### What needs to be done
Wherever the string "name" appears in a line, extract that line.

### Materials provided
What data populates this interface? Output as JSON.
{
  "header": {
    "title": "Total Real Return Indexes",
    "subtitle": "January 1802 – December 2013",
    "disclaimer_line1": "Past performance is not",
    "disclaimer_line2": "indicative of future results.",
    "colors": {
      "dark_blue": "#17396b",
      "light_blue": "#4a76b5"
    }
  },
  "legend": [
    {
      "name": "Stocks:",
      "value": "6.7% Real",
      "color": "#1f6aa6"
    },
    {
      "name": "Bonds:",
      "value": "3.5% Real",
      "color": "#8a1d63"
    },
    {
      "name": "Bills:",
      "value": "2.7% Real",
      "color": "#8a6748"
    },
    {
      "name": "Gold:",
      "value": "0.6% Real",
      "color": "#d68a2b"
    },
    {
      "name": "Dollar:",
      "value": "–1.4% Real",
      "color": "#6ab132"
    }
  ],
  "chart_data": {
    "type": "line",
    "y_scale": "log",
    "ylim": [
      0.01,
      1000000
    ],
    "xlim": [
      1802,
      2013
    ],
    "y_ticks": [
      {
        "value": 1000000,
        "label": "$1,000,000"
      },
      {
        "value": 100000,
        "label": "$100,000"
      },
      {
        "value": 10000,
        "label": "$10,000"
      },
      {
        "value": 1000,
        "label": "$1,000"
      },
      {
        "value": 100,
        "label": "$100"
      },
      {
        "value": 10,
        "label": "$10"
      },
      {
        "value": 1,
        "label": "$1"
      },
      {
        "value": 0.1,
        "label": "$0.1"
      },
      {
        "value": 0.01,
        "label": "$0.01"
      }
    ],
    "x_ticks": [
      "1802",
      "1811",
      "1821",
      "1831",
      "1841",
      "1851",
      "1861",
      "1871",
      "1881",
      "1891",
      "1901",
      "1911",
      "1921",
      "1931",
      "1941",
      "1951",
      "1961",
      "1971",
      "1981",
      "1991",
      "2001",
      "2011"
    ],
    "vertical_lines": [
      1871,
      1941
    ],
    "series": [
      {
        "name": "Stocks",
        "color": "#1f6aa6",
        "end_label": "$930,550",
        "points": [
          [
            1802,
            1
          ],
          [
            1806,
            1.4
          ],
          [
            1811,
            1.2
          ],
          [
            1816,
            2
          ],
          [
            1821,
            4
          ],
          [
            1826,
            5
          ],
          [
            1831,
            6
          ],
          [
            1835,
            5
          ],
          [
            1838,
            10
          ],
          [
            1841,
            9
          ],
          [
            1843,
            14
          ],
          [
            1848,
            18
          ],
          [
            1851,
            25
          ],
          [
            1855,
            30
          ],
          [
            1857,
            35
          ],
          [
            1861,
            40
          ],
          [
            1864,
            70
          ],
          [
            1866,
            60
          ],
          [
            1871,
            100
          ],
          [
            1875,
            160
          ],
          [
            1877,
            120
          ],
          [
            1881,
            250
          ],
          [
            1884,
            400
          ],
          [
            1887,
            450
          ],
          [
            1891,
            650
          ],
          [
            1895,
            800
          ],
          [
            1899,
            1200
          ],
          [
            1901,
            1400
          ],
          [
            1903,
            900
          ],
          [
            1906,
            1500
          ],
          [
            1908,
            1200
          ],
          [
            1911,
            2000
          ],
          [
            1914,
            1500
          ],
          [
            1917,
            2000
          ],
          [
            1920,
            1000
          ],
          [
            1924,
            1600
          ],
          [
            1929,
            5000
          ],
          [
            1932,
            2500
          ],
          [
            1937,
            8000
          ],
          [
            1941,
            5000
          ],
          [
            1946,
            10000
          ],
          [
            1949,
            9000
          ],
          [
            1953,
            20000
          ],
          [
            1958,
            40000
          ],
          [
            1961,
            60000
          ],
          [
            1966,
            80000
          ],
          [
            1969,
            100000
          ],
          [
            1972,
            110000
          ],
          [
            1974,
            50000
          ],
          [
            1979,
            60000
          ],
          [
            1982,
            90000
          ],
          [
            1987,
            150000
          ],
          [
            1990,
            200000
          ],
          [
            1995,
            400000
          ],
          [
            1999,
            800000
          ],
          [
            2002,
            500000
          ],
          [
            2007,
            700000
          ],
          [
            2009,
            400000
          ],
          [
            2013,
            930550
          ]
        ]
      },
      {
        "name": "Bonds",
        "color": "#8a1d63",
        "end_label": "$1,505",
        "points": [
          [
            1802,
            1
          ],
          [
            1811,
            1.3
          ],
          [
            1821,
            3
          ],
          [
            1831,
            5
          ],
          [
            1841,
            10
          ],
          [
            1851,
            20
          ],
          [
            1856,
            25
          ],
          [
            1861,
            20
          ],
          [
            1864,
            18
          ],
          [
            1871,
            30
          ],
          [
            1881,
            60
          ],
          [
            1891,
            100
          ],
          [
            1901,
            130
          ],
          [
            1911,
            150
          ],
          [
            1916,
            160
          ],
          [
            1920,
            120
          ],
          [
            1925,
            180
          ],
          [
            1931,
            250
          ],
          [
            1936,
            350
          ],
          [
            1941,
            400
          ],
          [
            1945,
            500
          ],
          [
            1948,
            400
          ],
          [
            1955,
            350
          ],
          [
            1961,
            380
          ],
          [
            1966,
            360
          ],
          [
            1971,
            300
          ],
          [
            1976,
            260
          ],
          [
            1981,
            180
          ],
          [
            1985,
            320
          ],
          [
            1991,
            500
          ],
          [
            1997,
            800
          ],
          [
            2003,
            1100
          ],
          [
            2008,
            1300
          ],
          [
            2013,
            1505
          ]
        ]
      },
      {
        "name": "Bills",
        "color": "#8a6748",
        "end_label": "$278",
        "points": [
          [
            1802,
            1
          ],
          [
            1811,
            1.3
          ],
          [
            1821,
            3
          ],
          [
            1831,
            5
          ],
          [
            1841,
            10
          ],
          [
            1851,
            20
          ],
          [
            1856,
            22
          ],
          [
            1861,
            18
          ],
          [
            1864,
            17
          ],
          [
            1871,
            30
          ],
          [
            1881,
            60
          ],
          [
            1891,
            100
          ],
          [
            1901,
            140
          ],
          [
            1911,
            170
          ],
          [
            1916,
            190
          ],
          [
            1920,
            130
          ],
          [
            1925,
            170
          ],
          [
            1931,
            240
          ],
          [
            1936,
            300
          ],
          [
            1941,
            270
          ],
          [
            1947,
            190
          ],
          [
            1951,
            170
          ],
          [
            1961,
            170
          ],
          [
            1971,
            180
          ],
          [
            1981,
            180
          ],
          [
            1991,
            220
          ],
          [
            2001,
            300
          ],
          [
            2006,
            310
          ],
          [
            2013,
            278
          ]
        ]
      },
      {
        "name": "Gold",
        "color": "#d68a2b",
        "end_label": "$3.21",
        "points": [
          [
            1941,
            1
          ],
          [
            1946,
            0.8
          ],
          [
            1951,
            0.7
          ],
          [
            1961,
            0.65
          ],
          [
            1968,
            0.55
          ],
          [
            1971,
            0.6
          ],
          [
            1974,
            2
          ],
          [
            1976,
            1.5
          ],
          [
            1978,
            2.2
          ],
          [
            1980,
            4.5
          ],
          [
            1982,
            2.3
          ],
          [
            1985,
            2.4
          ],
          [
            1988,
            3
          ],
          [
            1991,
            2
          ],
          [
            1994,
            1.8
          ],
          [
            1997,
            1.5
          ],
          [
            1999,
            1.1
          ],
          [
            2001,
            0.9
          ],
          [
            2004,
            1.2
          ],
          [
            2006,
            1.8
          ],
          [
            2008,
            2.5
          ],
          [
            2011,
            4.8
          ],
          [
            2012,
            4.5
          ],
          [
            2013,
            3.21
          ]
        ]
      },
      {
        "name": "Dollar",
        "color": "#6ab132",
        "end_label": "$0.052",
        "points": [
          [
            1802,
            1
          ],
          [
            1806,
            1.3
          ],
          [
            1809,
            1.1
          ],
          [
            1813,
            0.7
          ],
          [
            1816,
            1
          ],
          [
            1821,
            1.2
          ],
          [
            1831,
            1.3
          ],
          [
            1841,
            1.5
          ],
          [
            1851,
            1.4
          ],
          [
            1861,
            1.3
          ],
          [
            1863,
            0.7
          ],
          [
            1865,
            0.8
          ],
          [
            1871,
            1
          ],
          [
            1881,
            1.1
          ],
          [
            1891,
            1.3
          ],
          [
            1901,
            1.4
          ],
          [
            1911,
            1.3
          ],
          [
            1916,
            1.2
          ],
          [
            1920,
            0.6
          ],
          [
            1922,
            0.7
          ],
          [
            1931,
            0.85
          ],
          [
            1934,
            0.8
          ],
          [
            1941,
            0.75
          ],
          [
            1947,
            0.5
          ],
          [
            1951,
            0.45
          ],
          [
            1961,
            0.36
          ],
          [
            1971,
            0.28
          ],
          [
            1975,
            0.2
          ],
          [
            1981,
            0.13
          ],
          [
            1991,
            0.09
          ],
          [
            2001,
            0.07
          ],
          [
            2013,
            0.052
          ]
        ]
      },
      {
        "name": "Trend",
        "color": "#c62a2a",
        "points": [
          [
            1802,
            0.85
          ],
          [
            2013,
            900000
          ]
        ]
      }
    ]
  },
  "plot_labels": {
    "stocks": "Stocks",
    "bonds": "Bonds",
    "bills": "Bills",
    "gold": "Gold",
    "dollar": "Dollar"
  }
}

### Completed task
      "name": "Stocks:",
      "name": "Bonds:",
      "name": "Bills:",
      "name": "Gold:",
      "name": "Dollar:",
        "name": "Stocks",
        "name": "Bonds",
        "name": "Bills",
        "name": "Gold",
        "name": "Dollar",
        "name": "Trend",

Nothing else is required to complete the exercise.